**Instructions to follow:** Out of all the lines below, count those with the word "Tadqiqot". Give the number only.

BEGIN Source records

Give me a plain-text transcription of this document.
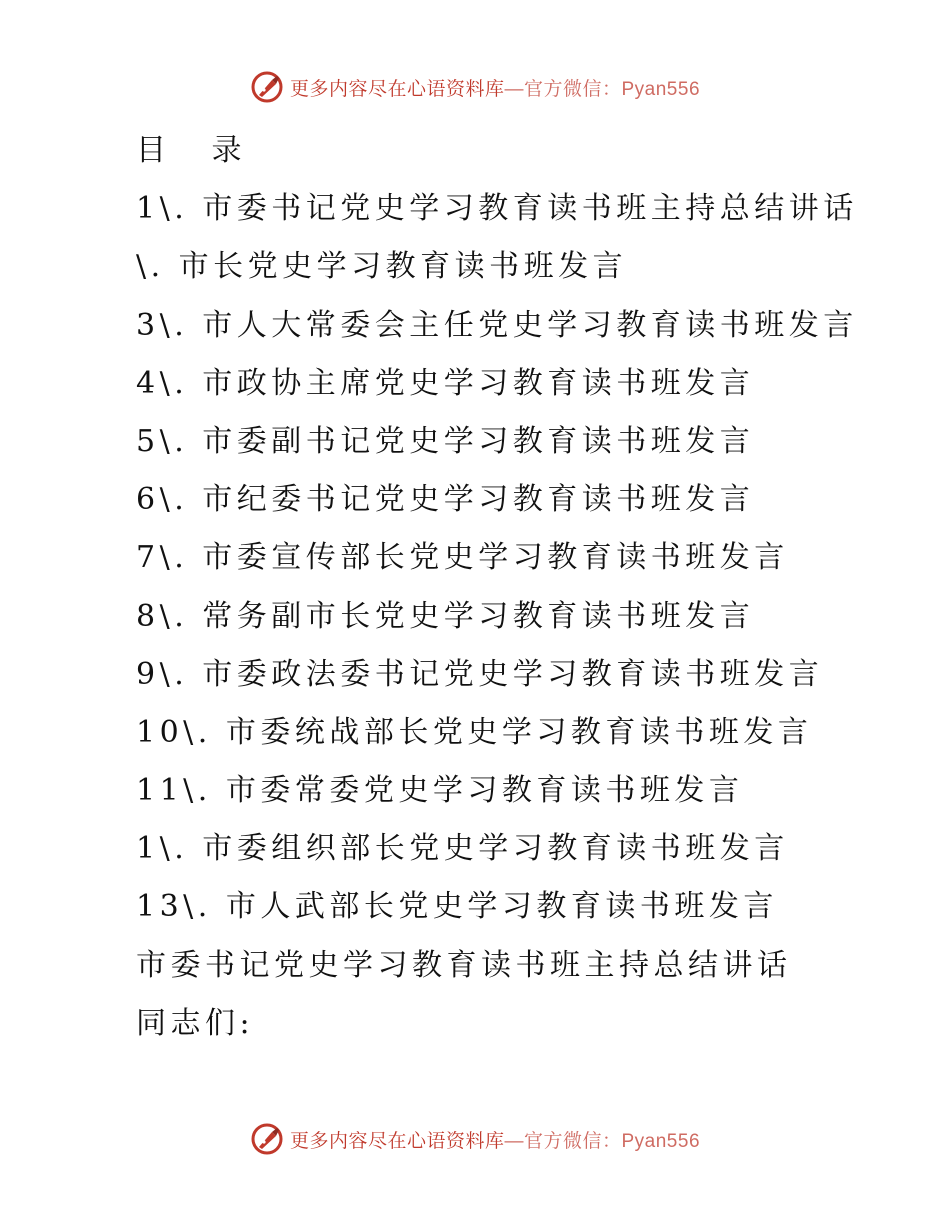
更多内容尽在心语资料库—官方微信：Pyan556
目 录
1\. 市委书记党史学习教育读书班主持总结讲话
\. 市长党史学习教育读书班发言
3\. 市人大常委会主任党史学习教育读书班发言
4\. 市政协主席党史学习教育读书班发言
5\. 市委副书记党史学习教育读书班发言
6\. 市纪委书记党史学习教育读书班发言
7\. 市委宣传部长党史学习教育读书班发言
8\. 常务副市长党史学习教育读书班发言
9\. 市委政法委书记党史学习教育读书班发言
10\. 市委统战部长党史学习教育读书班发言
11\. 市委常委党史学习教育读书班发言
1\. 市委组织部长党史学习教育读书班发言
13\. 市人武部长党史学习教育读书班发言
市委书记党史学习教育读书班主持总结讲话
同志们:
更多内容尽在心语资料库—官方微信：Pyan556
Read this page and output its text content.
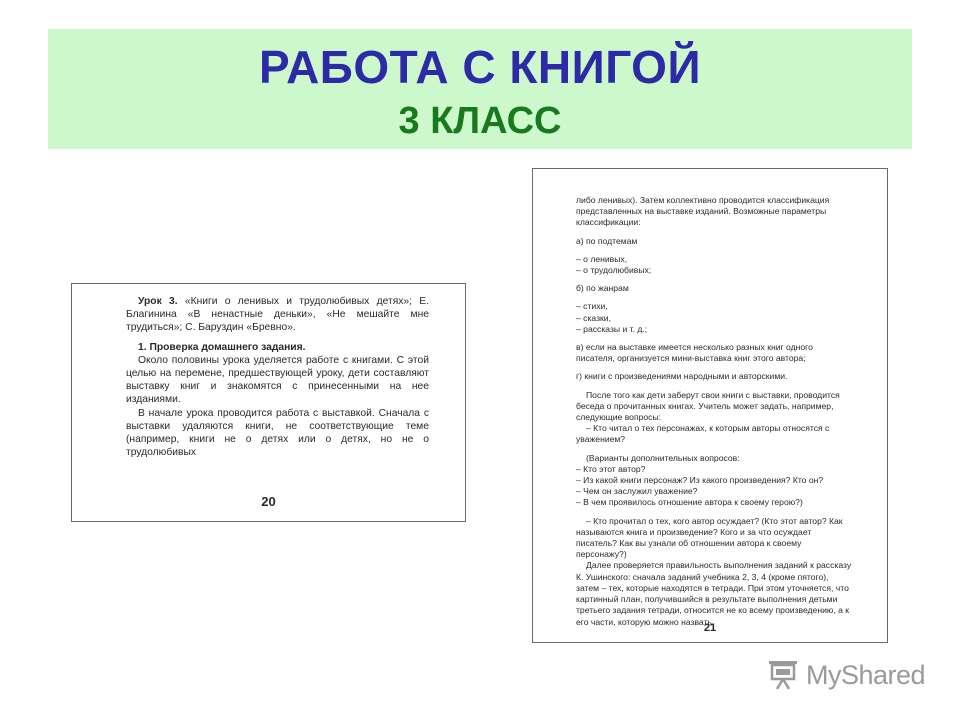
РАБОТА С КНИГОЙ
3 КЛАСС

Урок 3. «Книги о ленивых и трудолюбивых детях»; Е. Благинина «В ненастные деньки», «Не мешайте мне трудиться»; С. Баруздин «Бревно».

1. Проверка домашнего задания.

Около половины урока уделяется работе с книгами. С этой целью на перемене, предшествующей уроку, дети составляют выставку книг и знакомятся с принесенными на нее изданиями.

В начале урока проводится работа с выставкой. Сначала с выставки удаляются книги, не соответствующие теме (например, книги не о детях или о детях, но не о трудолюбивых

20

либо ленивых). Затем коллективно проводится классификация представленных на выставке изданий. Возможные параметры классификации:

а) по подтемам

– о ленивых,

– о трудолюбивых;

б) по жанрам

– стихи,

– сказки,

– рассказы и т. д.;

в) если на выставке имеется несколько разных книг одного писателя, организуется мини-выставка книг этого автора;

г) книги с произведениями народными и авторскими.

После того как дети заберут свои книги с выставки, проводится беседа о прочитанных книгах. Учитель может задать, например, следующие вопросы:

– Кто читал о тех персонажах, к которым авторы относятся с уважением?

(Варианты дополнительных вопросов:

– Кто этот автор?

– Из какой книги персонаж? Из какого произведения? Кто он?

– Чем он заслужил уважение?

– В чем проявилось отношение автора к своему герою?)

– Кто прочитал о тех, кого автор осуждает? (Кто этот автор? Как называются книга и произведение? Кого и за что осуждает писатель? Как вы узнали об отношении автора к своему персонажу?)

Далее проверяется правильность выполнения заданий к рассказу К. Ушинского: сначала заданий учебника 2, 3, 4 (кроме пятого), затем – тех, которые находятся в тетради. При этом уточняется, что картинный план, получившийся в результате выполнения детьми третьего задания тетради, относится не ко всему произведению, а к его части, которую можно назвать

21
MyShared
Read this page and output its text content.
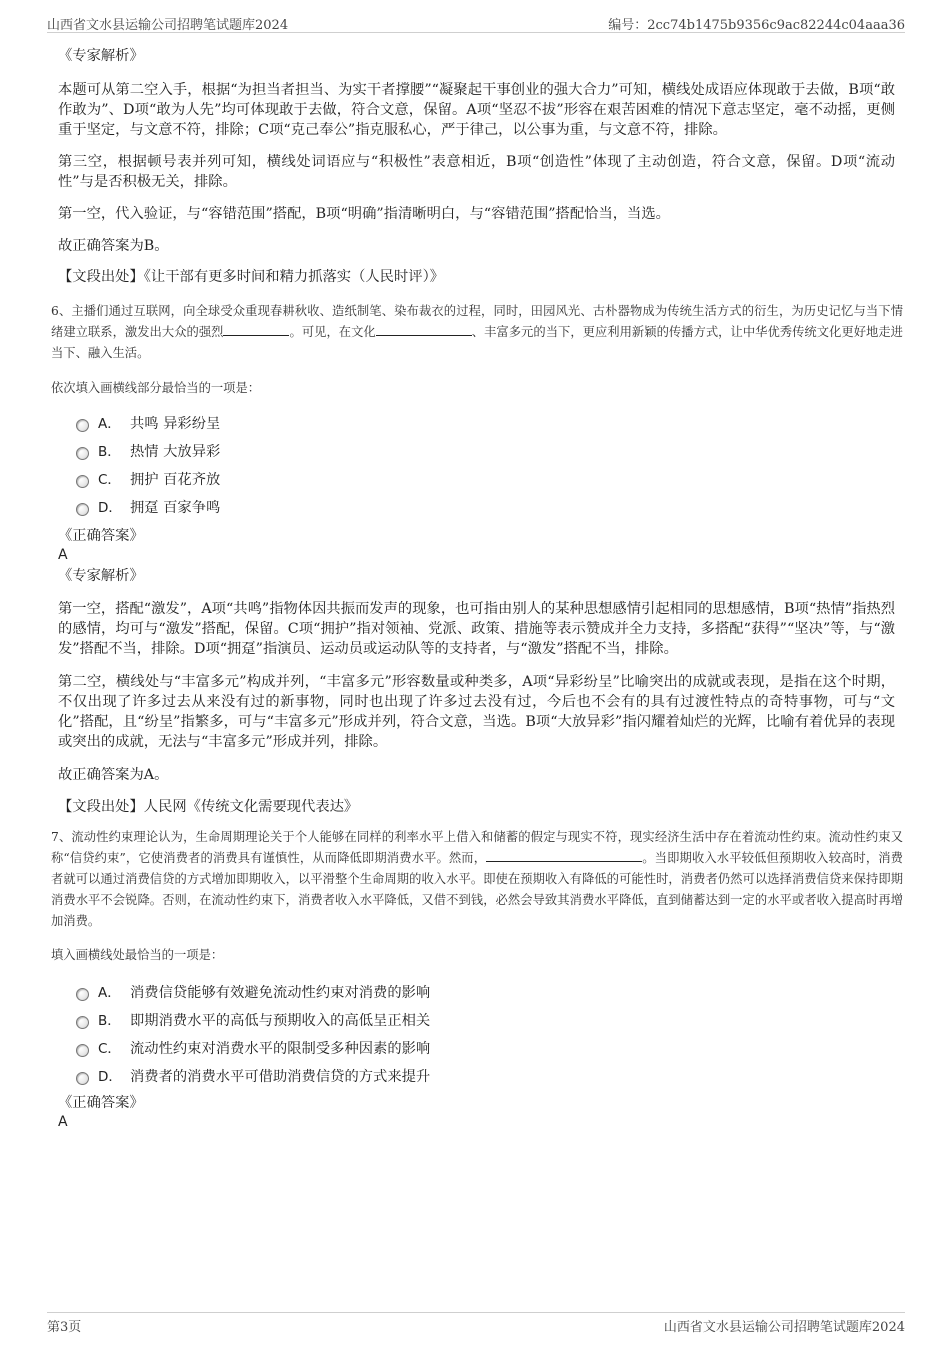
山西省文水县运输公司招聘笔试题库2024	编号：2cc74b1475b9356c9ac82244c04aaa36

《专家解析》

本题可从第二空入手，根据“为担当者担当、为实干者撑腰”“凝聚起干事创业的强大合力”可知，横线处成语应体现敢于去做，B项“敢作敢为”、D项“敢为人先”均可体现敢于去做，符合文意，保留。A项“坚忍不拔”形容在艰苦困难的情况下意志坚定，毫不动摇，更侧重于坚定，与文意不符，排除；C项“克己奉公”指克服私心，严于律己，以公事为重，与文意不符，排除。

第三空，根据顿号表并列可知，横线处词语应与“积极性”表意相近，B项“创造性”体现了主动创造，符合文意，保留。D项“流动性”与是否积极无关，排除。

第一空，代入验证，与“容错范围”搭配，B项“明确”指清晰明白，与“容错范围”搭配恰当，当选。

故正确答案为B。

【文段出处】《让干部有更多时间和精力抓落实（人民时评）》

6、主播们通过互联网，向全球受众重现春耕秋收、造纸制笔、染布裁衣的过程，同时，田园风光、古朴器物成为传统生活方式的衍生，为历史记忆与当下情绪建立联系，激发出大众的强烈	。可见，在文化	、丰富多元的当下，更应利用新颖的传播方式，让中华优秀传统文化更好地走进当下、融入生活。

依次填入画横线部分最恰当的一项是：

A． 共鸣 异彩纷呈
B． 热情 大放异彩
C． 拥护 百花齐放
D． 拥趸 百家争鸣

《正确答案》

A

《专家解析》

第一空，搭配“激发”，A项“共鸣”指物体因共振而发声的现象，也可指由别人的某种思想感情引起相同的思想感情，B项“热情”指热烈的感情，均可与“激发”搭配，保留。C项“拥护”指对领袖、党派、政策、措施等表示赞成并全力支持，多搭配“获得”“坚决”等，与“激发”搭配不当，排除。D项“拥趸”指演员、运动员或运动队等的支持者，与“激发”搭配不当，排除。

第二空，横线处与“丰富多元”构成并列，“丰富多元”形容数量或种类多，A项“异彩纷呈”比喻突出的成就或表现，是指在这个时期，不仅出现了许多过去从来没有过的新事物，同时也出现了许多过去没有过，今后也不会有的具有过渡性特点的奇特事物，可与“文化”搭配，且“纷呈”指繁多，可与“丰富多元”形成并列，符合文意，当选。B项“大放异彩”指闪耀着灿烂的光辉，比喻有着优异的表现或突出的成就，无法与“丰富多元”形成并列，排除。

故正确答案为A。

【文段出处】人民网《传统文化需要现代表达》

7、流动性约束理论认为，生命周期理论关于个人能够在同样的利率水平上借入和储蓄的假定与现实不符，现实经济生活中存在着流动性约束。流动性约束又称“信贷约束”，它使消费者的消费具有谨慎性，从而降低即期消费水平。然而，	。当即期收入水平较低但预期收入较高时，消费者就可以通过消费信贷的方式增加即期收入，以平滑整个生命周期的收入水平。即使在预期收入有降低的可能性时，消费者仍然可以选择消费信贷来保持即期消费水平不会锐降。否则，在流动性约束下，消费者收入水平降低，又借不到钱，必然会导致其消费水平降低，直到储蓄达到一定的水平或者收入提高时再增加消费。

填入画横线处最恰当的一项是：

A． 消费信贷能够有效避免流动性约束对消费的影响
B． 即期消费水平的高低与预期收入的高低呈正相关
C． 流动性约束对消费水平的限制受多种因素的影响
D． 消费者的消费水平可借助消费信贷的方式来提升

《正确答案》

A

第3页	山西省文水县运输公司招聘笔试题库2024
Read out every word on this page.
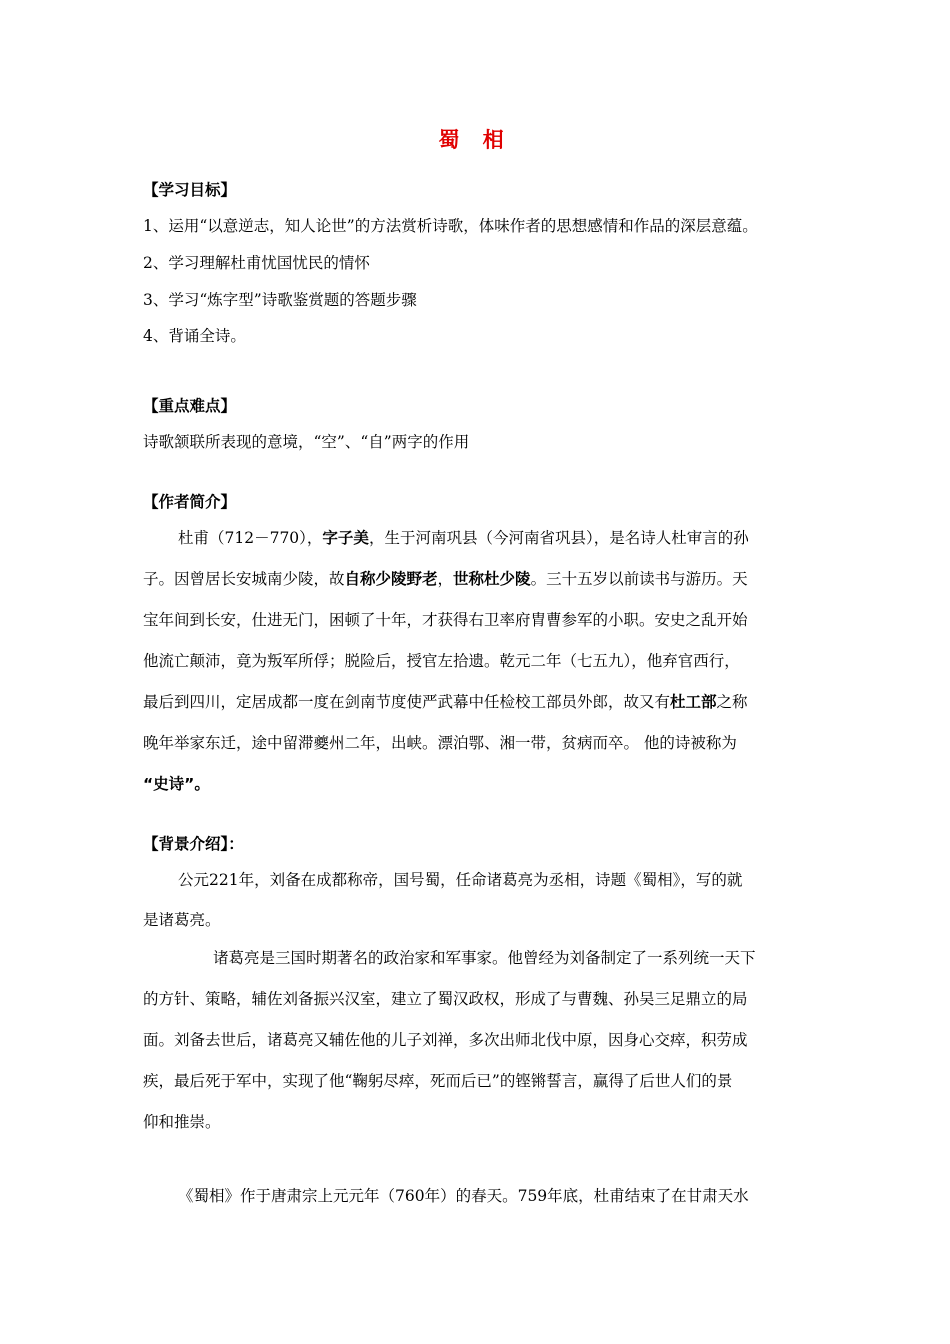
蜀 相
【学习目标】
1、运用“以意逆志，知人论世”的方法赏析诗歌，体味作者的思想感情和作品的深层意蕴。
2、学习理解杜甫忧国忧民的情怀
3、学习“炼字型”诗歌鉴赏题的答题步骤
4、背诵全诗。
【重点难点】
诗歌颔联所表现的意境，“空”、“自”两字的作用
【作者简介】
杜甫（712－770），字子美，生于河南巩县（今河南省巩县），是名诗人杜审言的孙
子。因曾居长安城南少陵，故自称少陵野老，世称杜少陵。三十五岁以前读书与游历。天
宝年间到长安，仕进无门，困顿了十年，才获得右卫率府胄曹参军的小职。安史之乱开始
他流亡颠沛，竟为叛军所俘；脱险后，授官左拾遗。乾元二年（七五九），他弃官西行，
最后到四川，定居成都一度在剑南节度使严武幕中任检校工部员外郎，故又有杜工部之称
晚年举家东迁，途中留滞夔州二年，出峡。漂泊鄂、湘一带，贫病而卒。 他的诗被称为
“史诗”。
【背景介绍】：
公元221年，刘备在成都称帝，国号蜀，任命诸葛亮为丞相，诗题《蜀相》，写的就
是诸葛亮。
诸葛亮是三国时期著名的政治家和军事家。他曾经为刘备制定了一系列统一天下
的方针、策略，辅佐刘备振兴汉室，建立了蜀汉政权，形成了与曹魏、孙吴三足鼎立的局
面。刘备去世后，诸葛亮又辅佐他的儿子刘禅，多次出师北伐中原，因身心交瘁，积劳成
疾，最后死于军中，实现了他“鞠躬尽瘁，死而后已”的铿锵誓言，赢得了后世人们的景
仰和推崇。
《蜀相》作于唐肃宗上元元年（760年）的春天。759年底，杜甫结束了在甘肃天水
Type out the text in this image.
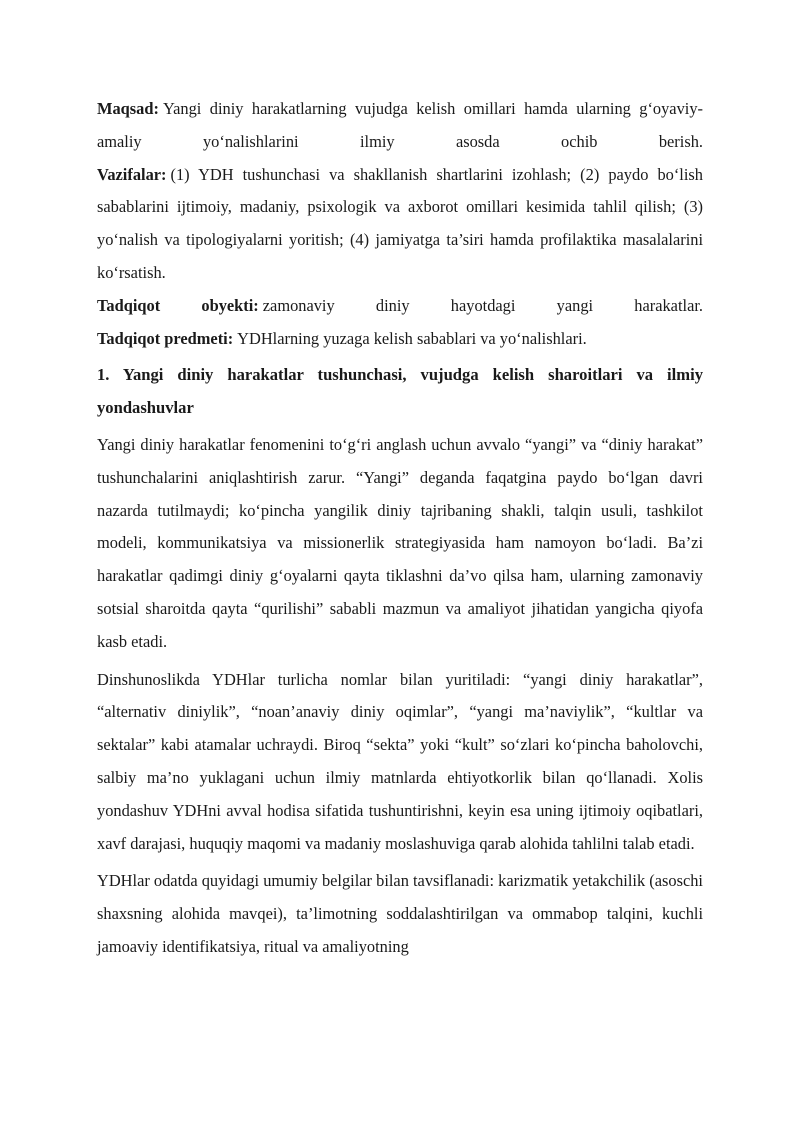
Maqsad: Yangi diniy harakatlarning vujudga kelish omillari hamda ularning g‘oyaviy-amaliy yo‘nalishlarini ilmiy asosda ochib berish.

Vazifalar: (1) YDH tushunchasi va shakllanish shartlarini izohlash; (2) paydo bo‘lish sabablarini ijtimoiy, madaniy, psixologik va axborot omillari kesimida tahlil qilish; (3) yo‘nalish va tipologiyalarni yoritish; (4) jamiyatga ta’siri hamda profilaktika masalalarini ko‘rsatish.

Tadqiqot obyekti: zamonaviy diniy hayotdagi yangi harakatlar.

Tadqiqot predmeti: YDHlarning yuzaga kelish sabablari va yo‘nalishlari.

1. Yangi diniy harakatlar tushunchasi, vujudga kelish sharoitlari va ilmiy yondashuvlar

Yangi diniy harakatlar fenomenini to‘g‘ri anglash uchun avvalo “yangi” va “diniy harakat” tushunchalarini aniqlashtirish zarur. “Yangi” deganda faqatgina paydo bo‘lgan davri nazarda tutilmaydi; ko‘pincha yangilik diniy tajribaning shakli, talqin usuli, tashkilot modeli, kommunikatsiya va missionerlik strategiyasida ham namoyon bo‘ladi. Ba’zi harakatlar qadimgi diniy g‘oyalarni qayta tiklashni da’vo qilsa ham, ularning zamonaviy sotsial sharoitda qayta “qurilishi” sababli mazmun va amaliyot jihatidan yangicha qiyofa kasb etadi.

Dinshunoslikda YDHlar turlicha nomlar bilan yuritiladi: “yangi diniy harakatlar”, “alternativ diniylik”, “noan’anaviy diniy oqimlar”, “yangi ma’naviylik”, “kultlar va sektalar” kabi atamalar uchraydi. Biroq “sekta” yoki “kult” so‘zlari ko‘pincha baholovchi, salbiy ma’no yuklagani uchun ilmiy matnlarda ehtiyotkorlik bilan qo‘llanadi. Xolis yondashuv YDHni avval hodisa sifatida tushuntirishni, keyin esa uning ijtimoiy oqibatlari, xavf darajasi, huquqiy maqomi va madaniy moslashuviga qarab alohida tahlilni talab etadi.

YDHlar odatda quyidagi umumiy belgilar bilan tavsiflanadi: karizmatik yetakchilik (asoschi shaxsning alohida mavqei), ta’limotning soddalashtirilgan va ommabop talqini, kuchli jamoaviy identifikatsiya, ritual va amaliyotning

END Source records

**Exercise output:** 2